Source extract |
◇ ◇ ◇ ◇

When we went to the museum in Company Gardens, we parked on a back street. There weren’t many people around at all, but there was a car guard there, with a bucket of murky water for washing the cars I guess. He had a couple friends hanging out with him, and when we returned, they were all clearly drunk and pouring more vodka from the bottle. The car guard was quite taken with our son: “I can see that he is a Man of God. You are a Man of God. Praise Jesus Christ. He is a Man of God, a good man….” He went on like that for some time, until eventually I’d strapped our son into the car seat and we were in the car. I’m glad they were happy drunk, but since it was only about 2 in the afternoon, I’m not sure the cheerfulness would endure the whole night.

The other night we ate at an Indian restaurant in Upper Woodstock, called Chandani. They have a fountain in their front stoep and our son pulled us out there throughout the meal. A car guard stood at the gate, and immediately he called to my son: “I have something for you, my brother. What’s your name?” And the car guard pulled out a necklace he made to sell, and he put it around my son’s neck. It was a leather string with a few beads and a leather cross on it. My son loved it. The car guard told him he sells the necklace to buy milk for his children, allying my son to his cause. He wanted 50 rands for it, but I didn’t have that and I wasn’t about to pay that for it anyways. When I made to take it off my son’s neck, he said we mustn’t do that, so we negotiated. In the end, I gave him the change in my pocket, which totalled 10 rands.

◇ ◇ ◇ ◇

Written request A | Say whether each statement agrees with the car guard account, answering yes or no and quoting the deciding words: (i) At the museum in Company Gardens, the family parked on a back street. (ii) The car guard at Chandani asked 100 rands for the necklace. (iii) The necklace had a metal cross on it.
Written request B | Extract the car guard account word for word, from "The other night" up to and including "totalled 10 rands.".
Written request C | Extend the car guard account, carrying it on from where it stops.
The data after this point is separate material from the car guard account.

◇ ◇ ◇ ◇

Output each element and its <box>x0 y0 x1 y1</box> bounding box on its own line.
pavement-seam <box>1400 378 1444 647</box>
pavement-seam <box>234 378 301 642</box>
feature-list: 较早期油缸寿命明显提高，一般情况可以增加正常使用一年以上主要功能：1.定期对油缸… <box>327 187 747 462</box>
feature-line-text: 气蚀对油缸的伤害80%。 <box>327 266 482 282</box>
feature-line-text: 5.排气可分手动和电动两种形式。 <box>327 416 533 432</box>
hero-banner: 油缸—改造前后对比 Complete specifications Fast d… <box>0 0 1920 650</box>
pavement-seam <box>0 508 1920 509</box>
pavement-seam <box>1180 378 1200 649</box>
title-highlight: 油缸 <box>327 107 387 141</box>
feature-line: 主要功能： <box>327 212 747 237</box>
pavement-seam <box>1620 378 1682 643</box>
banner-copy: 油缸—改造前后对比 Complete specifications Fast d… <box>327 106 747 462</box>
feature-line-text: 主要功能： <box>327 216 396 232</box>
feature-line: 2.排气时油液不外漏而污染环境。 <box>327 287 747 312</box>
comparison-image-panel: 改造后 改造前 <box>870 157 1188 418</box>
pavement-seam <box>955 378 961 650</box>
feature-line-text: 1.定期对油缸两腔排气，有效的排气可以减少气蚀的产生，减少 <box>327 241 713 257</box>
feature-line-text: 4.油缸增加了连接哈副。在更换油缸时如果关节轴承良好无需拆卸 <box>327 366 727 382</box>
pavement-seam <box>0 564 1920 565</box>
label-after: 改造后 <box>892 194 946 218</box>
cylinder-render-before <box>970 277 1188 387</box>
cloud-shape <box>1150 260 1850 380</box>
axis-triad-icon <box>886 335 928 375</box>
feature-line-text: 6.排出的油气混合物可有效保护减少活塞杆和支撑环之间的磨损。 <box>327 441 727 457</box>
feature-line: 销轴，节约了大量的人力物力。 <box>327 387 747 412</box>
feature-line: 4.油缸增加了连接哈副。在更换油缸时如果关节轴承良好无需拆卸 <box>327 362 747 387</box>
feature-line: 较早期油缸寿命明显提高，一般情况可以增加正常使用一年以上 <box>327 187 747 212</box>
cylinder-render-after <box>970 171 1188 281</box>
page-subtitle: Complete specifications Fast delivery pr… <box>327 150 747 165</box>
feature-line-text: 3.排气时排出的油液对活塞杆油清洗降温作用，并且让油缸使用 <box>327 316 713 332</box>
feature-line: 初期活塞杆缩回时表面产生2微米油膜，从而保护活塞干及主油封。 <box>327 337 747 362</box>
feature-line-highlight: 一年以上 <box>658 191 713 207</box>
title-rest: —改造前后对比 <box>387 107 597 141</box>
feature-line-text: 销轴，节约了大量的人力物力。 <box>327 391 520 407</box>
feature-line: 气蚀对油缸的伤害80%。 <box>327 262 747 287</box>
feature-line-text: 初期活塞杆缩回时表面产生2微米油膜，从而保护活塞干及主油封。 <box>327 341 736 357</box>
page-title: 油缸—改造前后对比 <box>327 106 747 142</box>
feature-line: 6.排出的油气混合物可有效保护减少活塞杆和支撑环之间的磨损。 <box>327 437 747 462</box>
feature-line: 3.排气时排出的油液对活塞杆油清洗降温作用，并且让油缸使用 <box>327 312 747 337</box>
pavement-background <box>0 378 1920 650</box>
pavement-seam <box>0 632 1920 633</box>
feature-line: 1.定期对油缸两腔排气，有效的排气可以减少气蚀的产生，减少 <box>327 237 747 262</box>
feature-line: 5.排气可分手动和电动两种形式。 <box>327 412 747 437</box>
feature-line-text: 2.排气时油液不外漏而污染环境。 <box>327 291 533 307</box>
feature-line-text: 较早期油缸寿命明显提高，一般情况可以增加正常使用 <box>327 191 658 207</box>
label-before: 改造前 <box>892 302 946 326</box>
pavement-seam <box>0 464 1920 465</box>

◇ ◇ ◇ ◇

Exercise output A |
(i) Yes: "we parked on a back street"
(ii) No: "He wanted 50 rands for it"
(iii) No: "It was a leather string with a few beads and a leather cross on it."

Exercise output B |
The other night we ate at an Indian restaurant in Upper Woodstock, called Chandani. They have a fountain in their front stoep and our son pulled us out there throughout the meal. A car guard stood at the gate, and immediately he called to my son: “I have something for you, my brother. What’s your name?” And the car guard pulled out a necklace he made to sell, and he put it around my son’s neck. It was a leather string with a few beads and a leather cross on it. My son loved it. The car guard told him he sells the necklace to buy milk for his children, allying my son to his cause. He wanted 50 rands for it, but I didn’t have that and I wasn’t about to pay that for it anyways. When I made to take it off my son’s neck, he said we mustn’t do that, so we negotiated. In the end, I gave him the change in my pocket, which totalled 10 rands.

Exercise output C |
Later, during another trip to the fountain, he told me his name was Robert and he’s from Sudan. He has a wife and two little kids aged 1 and 3, who are waiting for him to earn enough money to stay at the Loaves and Fishes shelter in nearby Observatory. It costs 38 rands. If he doesn’t make that amount by 11 pm, they will have to sleep rough. Having a foreign accent generally brings out everyone’s sad stories, and they might not always be true, but even if this story is not true for him, I’m sure it’s true for someone.

The amount we spent on dinner for 7 of us that night would have paid the monthy rent for two of the independent-living residents in the Haven Old Age Home I photographed in Woodstock, and would have paid for Robert and his family to be sheltered for 24 nights. The disparity in resources here is shocking and shaming. And the currently strong Canadian dollar can’t explain it all, because many South Africans spend similar amounts on dinners out.

As someone said in one of the books I read here (I can’t remember which one), you have to have a thick skin to live in Cape Town.

I think my son might most want to remember the helicopters that put out fires on the mountain. One day I returned home from a morning of photographing in Woodstock to see several helicopters with their red water buckets dangling. They fly down to the ocean to fill up the bucket with water, then they fly back to the fire and dump the water on it. Apparently while I was away, there was a fire right behind our house on Lion’s Head. My husband and son could even see big flames. So they watched all the activity, and when I came home, my son said sadly, “There’s no more helicopters. There’s no more fire for them to put out.” His lower lip stuck out. I don’t think he really gets the problem with fire.

So now we will pack, and maybe pick up a few mementoes from the trip, and I’m hoping to get some small prints for the people who were kind enough to let me in to photograph them in Woodstock and give them back. And then, I suppose, waiting. Waiting for the airplanes to take off, waiting for them to land, waiting to open our front door and – fingers crossed – say we survived.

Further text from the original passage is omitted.